In your copy, leave out the pictures; write out all the data exactly.

— start Dataset extract —

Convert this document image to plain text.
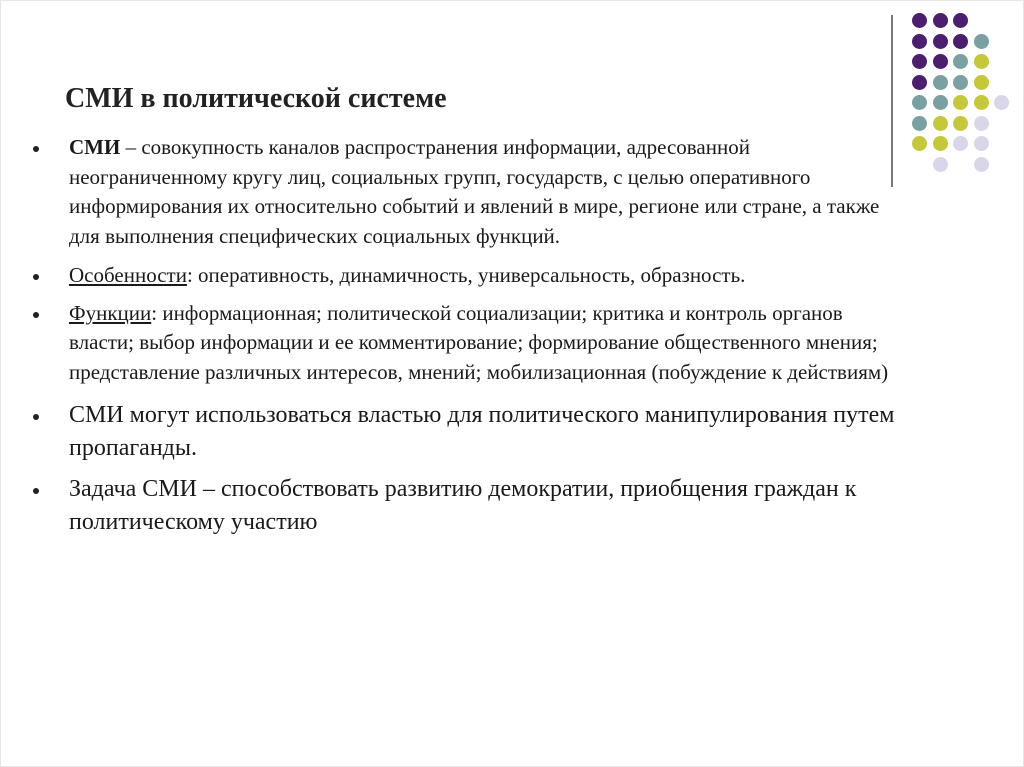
СМИ в политической системе
СМИ – совокупность каналов распространения информации, адресованной неограниченному кругу лиц, социальных групп, государств, с целью оперативного информирования их относительно событий и явлений в мире, регионе или стране, а также для выполнения специфических социальных функций.
Особенности: оперативность, динамичность, универсальность, образность.
Функции: информационная; политической социализации; критика и контроль органов власти; выбор информации и ее комментирование; формирование общественного мнения; представление различных интересов, мнений; мобилизационная (побуждение к действиям)
СМИ могут использоваться властью для политического манипулирования путем пропаганды.
Задача СМИ – способствовать развитию демократии, приобщения граждан к политическому участию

— end Dataset extract —

- Exercise answer -
Convert this document image to plain text.
СМИ в политической системе
СМИ – совокупность каналов распространения информации, адресованной неограниченному кругу лиц, социальных групп, государств, с целью оперативного информирования их относительно событий и явлений в мире, регионе или стране, а также для выполнения специфических социальных функций.
Особенности: оперативность, динамичность, универсальность, образность.
Функции: информационная; политической социализации; критика и контроль органов власти; выбор информации и ее комментирование; формирование общественного мнения; представление различных интересов, мнений; мобилизационная (побуждение к действиям)
СМИ могут использоваться властью для политического манипулирования путем пропаганды.
Задача СМИ – способствовать развитию демократии, приобщения граждан к политическому участию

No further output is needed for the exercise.